The request: Find all lines in the listing that include the word "Bukalapak", then copy them.

Supplied material:
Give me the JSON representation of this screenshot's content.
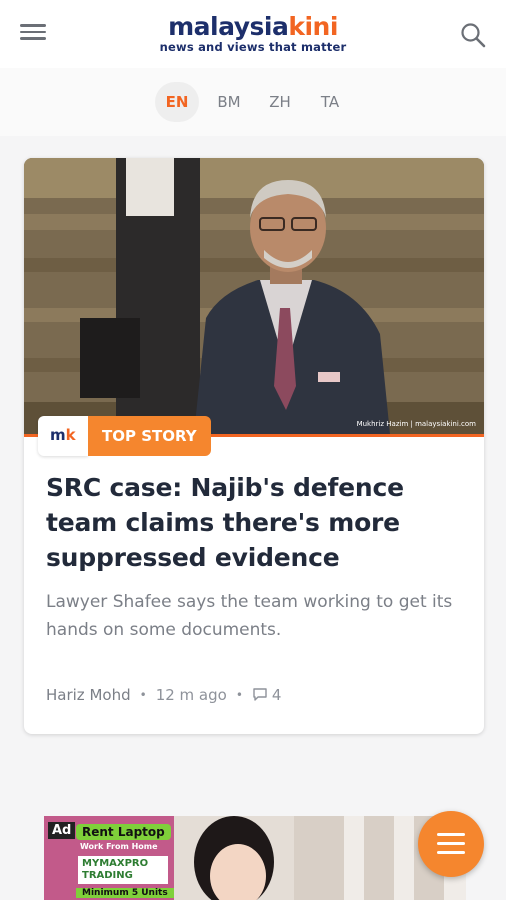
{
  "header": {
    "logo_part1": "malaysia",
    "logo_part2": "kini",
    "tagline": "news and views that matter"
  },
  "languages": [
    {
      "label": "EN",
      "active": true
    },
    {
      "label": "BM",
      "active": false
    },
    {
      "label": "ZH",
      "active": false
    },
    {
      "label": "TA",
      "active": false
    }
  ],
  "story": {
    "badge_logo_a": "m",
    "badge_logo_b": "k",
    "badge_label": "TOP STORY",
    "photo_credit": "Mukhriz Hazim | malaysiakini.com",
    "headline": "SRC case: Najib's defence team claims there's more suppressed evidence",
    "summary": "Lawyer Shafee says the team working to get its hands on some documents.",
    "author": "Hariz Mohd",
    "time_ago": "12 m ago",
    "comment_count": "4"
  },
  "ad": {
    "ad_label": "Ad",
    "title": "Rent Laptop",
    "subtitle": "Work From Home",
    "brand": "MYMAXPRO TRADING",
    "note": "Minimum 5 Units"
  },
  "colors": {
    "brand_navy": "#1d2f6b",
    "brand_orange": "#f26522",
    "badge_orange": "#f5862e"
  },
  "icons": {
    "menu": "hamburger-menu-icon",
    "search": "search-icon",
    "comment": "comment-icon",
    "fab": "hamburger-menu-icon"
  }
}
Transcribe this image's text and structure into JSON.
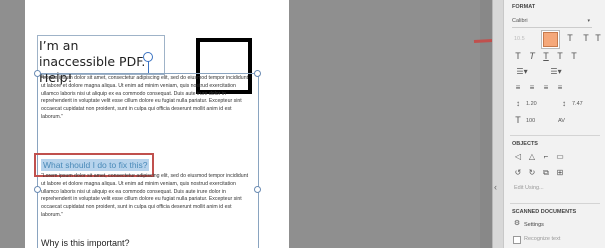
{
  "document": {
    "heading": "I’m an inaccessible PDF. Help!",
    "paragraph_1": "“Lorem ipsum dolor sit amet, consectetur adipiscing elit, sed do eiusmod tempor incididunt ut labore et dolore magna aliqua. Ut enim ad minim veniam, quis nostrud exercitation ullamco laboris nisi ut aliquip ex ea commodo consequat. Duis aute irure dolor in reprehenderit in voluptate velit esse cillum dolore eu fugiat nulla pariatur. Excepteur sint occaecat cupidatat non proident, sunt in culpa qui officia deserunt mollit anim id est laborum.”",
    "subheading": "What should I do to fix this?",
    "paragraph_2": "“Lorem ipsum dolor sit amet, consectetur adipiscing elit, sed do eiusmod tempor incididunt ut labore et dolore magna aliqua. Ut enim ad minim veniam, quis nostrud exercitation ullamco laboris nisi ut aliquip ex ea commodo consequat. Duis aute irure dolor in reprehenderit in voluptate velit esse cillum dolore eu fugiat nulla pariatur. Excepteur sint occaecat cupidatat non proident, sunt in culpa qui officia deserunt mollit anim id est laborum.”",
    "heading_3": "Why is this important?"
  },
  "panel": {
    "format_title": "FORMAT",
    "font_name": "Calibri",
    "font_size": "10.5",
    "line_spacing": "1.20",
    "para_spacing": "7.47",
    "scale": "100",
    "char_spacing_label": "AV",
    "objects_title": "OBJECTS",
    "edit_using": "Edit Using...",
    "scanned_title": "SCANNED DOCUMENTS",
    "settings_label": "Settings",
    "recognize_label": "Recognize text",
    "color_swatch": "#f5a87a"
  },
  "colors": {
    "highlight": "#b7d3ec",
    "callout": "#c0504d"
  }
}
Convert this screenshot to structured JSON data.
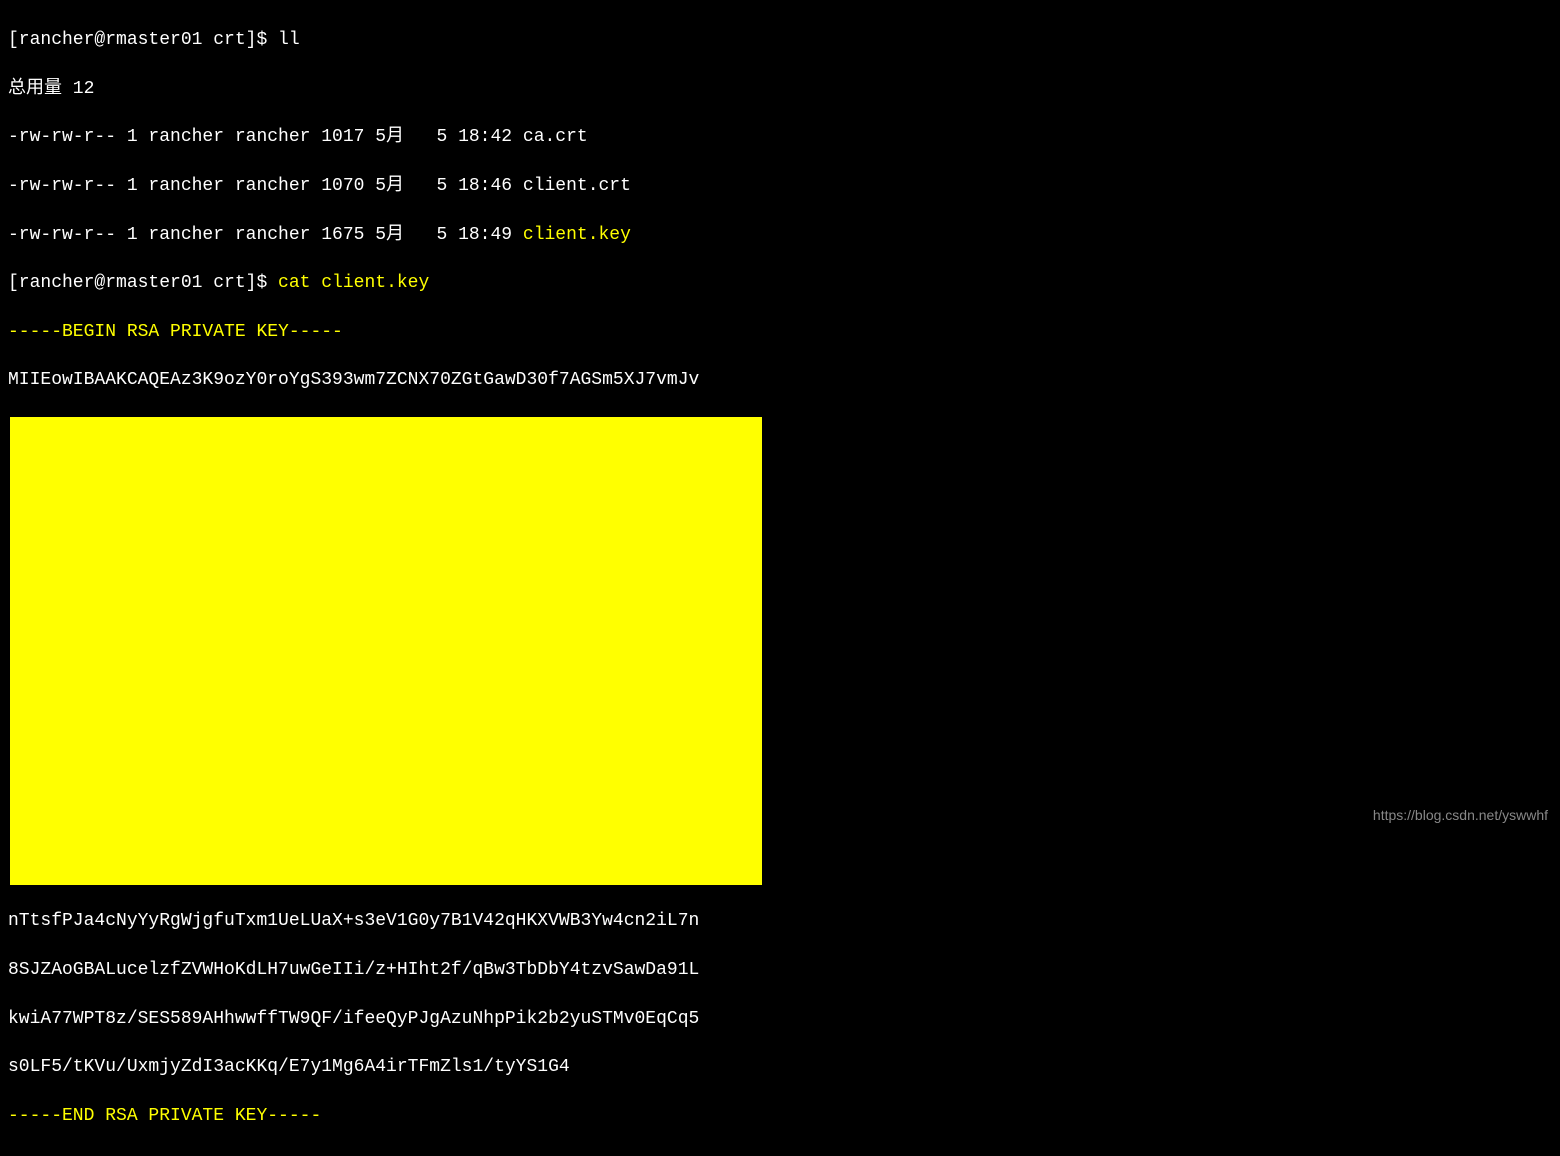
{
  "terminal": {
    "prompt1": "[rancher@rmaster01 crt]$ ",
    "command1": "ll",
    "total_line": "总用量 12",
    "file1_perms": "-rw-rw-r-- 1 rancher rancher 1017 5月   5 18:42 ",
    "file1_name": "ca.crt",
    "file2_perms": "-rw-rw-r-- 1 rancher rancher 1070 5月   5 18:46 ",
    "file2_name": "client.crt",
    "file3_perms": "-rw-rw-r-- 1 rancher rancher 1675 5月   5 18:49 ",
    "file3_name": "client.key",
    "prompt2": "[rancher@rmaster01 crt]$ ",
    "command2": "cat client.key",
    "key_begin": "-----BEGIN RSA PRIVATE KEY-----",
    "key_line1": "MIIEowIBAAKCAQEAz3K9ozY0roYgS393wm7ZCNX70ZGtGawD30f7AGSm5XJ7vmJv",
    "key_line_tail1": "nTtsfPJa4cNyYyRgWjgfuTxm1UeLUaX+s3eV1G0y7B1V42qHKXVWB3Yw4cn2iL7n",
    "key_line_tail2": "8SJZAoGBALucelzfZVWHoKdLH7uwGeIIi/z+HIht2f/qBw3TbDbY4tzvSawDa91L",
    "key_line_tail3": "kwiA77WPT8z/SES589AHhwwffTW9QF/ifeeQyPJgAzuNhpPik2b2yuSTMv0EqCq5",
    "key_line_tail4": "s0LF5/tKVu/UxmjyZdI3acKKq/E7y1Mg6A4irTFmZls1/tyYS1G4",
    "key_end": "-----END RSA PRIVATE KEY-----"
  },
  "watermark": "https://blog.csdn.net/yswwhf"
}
--
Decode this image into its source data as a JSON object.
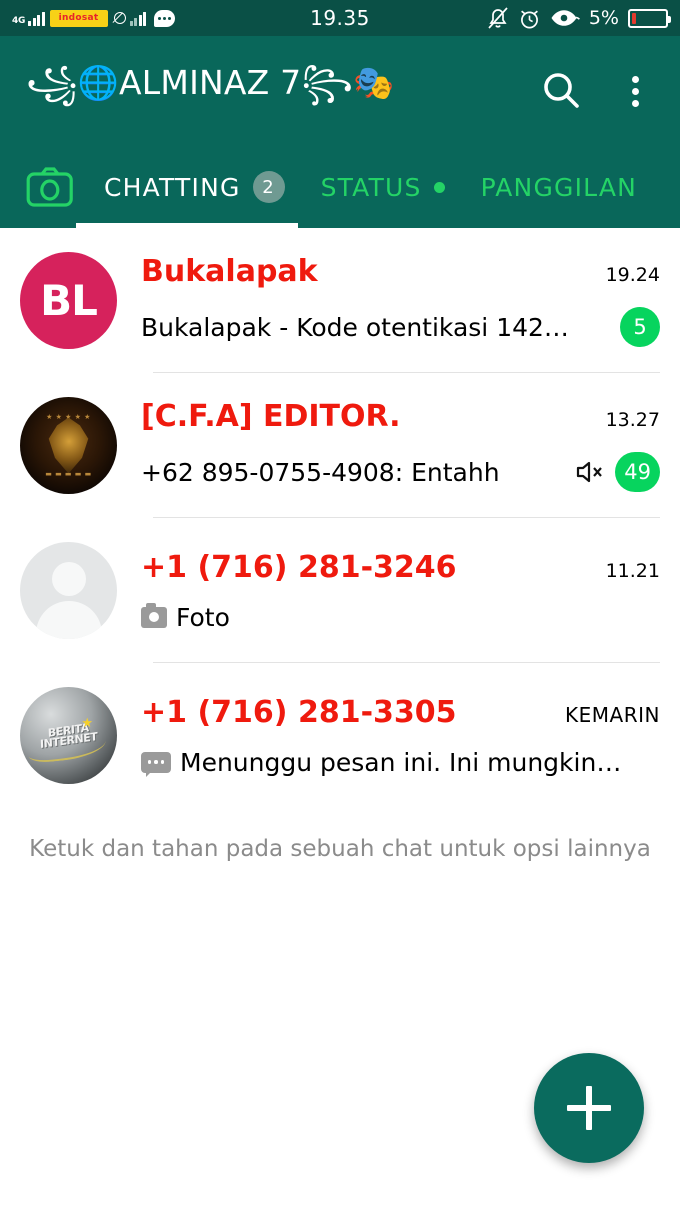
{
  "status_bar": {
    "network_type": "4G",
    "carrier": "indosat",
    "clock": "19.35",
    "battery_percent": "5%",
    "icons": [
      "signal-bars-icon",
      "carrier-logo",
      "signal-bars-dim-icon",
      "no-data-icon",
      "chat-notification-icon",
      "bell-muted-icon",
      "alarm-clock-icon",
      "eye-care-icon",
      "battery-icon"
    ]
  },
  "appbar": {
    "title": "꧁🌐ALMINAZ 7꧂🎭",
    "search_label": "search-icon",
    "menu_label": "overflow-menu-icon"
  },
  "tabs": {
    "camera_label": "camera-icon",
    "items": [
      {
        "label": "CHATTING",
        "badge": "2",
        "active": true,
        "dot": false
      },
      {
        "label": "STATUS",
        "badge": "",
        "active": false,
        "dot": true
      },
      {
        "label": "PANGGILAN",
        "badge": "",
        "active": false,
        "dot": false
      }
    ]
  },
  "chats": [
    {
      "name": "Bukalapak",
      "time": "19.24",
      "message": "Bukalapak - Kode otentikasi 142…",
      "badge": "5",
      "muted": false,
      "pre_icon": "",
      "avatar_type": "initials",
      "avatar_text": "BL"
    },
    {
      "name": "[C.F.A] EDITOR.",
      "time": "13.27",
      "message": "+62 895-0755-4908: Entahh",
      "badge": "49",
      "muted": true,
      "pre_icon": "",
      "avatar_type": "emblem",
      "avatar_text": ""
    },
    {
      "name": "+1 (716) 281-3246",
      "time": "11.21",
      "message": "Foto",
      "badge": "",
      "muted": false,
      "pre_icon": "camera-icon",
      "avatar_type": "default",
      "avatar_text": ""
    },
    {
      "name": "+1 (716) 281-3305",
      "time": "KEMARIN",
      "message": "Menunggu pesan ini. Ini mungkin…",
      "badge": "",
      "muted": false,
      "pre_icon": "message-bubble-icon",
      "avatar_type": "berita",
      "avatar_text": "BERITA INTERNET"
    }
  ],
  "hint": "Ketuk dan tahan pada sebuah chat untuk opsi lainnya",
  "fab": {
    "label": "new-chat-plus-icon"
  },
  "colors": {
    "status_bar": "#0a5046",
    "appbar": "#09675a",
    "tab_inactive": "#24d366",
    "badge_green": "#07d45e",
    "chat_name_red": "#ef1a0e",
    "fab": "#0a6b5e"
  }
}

Full output:
      "name": "Bukalapak",
      "message": "Bukalapak - Kode otentikasi 142…",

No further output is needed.